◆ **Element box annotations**
┏━━

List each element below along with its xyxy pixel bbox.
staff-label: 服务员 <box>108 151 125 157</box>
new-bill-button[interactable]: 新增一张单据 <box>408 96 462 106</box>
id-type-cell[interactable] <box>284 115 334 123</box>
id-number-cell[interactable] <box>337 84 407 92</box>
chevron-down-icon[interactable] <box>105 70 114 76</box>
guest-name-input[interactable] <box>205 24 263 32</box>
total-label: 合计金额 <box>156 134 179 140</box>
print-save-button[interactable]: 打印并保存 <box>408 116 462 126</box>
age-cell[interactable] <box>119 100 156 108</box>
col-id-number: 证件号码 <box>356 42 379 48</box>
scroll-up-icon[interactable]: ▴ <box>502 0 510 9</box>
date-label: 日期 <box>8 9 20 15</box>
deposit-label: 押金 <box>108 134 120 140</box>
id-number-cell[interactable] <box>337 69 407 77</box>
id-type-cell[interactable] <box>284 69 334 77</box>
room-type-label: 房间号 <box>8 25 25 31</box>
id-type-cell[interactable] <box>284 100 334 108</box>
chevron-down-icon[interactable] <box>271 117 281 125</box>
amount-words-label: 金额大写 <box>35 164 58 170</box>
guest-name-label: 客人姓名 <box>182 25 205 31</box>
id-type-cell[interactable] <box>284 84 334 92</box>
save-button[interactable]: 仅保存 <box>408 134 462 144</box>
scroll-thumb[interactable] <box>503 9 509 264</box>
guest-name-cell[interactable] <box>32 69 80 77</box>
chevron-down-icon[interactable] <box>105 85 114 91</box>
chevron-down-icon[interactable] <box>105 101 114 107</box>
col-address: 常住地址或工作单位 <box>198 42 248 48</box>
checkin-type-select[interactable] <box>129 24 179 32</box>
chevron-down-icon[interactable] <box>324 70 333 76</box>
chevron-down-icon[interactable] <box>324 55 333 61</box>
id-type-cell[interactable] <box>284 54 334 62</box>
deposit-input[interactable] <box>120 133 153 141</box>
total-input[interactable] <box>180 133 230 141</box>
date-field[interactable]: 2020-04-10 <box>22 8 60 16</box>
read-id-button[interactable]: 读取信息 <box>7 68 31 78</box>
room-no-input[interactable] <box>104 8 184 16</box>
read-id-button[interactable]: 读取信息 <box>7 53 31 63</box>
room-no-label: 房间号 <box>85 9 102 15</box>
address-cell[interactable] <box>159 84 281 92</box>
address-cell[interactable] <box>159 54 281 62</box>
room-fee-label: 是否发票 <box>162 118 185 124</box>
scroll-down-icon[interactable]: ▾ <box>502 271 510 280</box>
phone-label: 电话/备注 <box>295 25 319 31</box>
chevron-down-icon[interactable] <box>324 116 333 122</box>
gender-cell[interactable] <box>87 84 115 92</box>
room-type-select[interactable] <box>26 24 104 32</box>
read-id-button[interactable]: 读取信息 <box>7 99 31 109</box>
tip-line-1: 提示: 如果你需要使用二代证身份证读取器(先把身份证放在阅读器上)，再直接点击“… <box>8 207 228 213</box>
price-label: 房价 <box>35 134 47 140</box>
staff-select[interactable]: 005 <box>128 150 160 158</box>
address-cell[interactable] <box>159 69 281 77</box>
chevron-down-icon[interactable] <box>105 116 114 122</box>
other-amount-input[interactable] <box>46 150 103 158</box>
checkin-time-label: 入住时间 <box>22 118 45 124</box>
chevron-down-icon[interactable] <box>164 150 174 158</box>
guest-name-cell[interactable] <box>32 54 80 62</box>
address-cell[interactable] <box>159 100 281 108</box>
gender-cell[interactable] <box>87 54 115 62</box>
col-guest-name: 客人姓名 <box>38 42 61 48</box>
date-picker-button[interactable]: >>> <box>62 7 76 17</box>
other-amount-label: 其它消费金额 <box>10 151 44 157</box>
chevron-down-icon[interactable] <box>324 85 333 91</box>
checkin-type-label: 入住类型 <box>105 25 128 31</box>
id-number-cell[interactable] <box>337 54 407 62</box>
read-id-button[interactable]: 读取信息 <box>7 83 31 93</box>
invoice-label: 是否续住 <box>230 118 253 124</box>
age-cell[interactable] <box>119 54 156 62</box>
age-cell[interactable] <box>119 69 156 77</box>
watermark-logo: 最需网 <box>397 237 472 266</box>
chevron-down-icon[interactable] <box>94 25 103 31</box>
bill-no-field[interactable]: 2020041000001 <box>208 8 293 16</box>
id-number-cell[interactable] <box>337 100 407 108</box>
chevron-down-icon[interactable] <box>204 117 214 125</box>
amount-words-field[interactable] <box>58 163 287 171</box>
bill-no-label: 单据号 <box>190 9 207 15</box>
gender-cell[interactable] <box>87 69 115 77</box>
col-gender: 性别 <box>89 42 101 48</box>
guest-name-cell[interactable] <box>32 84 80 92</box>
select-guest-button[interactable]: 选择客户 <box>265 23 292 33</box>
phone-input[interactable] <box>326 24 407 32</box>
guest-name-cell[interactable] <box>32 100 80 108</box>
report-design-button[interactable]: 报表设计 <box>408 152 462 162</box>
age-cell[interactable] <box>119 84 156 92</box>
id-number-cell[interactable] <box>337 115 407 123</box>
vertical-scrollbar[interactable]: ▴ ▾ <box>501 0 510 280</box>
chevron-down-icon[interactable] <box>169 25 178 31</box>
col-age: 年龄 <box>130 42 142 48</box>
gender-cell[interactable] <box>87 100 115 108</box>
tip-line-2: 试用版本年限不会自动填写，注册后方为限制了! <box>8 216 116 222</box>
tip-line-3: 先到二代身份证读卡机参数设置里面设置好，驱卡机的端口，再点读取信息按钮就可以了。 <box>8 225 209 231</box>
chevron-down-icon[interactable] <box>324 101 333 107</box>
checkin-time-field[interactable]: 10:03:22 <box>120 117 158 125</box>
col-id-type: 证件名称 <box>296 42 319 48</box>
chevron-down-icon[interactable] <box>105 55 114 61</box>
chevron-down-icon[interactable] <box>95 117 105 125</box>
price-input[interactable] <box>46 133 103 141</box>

┗━━

◆ **Problem statement**
Output every item above again, word for word and in the same order.

◆ **Response to the exercise**
List each element below along with its xyxy pixel bbox.
staff-label: 服务员 <box>108 151 125 157</box>
new-bill-button[interactable]: 新增一张单据 <box>408 96 462 106</box>
id-type-cell[interactable] <box>284 115 334 123</box>
id-number-cell[interactable] <box>337 84 407 92</box>
chevron-down-icon[interactable] <box>105 70 114 76</box>
guest-name-input[interactable] <box>205 24 263 32</box>
total-label: 合计金额 <box>156 134 179 140</box>
print-save-button[interactable]: 打印并保存 <box>408 116 462 126</box>
age-cell[interactable] <box>119 100 156 108</box>
col-id-number: 证件号码 <box>356 42 379 48</box>
scroll-up-icon[interactable]: ▴ <box>502 0 510 9</box>
date-label: 日期 <box>8 9 20 15</box>
deposit-label: 押金 <box>108 134 120 140</box>
id-number-cell[interactable] <box>337 69 407 77</box>
id-type-cell[interactable] <box>284 69 334 77</box>
room-type-label: 房间号 <box>8 25 25 31</box>
id-type-cell[interactable] <box>284 100 334 108</box>
chevron-down-icon[interactable] <box>271 117 281 125</box>
amount-words-label: 金额大写 <box>35 164 58 170</box>
guest-name-label: 客人姓名 <box>182 25 205 31</box>
id-type-cell[interactable] <box>284 84 334 92</box>
save-button[interactable]: 仅保存 <box>408 134 462 144</box>
scroll-thumb[interactable] <box>503 9 509 264</box>
guest-name-cell[interactable] <box>32 69 80 77</box>
chevron-down-icon[interactable] <box>105 85 114 91</box>
chevron-down-icon[interactable] <box>105 101 114 107</box>
col-address: 常住地址或工作单位 <box>198 42 248 48</box>
checkin-type-select[interactable] <box>129 24 179 32</box>
chevron-down-icon[interactable] <box>324 70 333 76</box>
chevron-down-icon[interactable] <box>324 55 333 61</box>
id-type-cell[interactable] <box>284 54 334 62</box>
deposit-input[interactable] <box>120 133 153 141</box>
total-input[interactable] <box>180 133 230 141</box>
date-field[interactable]: 2020-04-10 <box>22 8 60 16</box>
read-id-button[interactable]: 读取信息 <box>7 68 31 78</box>
room-no-input[interactable] <box>104 8 184 16</box>
read-id-button[interactable]: 读取信息 <box>7 53 31 63</box>
room-no-label: 房间号 <box>85 9 102 15</box>
address-cell[interactable] <box>159 84 281 92</box>
address-cell[interactable] <box>159 54 281 62</box>
room-fee-label: 是否发票 <box>162 118 185 124</box>
scroll-down-icon[interactable]: ▾ <box>502 271 510 280</box>
phone-label: 电话/备注 <box>295 25 319 31</box>
chevron-down-icon[interactable] <box>324 116 333 122</box>
gender-cell[interactable] <box>87 84 115 92</box>
room-type-select[interactable] <box>26 24 104 32</box>
read-id-button[interactable]: 读取信息 <box>7 99 31 109</box>
tip-line-1: 提示: 如果你需要使用二代证身份证读取器(先把身份证放在阅读器上)，再直接点击“… <box>8 207 228 213</box>
price-label: 房价 <box>35 134 47 140</box>
staff-select[interactable]: 005 <box>128 150 160 158</box>
address-cell[interactable] <box>159 69 281 77</box>
chevron-down-icon[interactable] <box>105 116 114 122</box>
other-amount-input[interactable] <box>46 150 103 158</box>
checkin-time-label: 入住时间 <box>22 118 45 124</box>
chevron-down-icon[interactable] <box>164 150 174 158</box>
guest-name-cell[interactable] <box>32 54 80 62</box>
address-cell[interactable] <box>159 100 281 108</box>
gender-cell[interactable] <box>87 54 115 62</box>
col-guest-name: 客人姓名 <box>38 42 61 48</box>
date-picker-button[interactable]: >>> <box>62 7 76 17</box>
other-amount-label: 其它消费金额 <box>10 151 44 157</box>
chevron-down-icon[interactable] <box>324 85 333 91</box>
checkin-type-label: 入住类型 <box>105 25 128 31</box>
id-number-cell[interactable] <box>337 54 407 62</box>
read-id-button[interactable]: 读取信息 <box>7 83 31 93</box>
invoice-label: 是否续住 <box>230 118 253 124</box>
age-cell[interactable] <box>119 54 156 62</box>
age-cell[interactable] <box>119 69 156 77</box>
watermark-logo: 最需网 <box>397 237 472 266</box>
chevron-down-icon[interactable] <box>94 25 103 31</box>
bill-no-field[interactable]: 2020041000001 <box>208 8 293 16</box>
id-number-cell[interactable] <box>337 100 407 108</box>
chevron-down-icon[interactable] <box>204 117 214 125</box>
amount-words-field[interactable] <box>58 163 287 171</box>
bill-no-label: 单据号 <box>190 9 207 15</box>
gender-cell[interactable] <box>87 69 115 77</box>
col-gender: 性别 <box>89 42 101 48</box>
guest-name-cell[interactable] <box>32 84 80 92</box>
select-guest-button[interactable]: 选择客户 <box>265 23 292 33</box>
phone-input[interactable] <box>326 24 407 32</box>
guest-name-cell[interactable] <box>32 100 80 108</box>
report-design-button[interactable]: 报表设计 <box>408 152 462 162</box>
age-cell[interactable] <box>119 84 156 92</box>
id-number-cell[interactable] <box>337 115 407 123</box>
vertical-scrollbar[interactable]: ▴ ▾ <box>501 0 510 280</box>
chevron-down-icon[interactable] <box>169 25 178 31</box>
col-age: 年龄 <box>130 42 142 48</box>
gender-cell[interactable] <box>87 100 115 108</box>
tip-line-2: 试用版本年限不会自动填写，注册后方为限制了! <box>8 216 116 222</box>
tip-line-3: 先到二代身份证读卡机参数设置里面设置好，驱卡机的端口，再点读取信息按钮就可以了。 <box>8 225 209 231</box>
chevron-down-icon[interactable] <box>324 101 333 107</box>
checkin-time-field[interactable]: 10:03:22 <box>120 117 158 125</box>
col-id-type: 证件名称 <box>296 42 319 48</box>
chevron-down-icon[interactable] <box>105 55 114 61</box>
chevron-down-icon[interactable] <box>95 117 105 125</box>
price-input[interactable] <box>46 133 103 141</box>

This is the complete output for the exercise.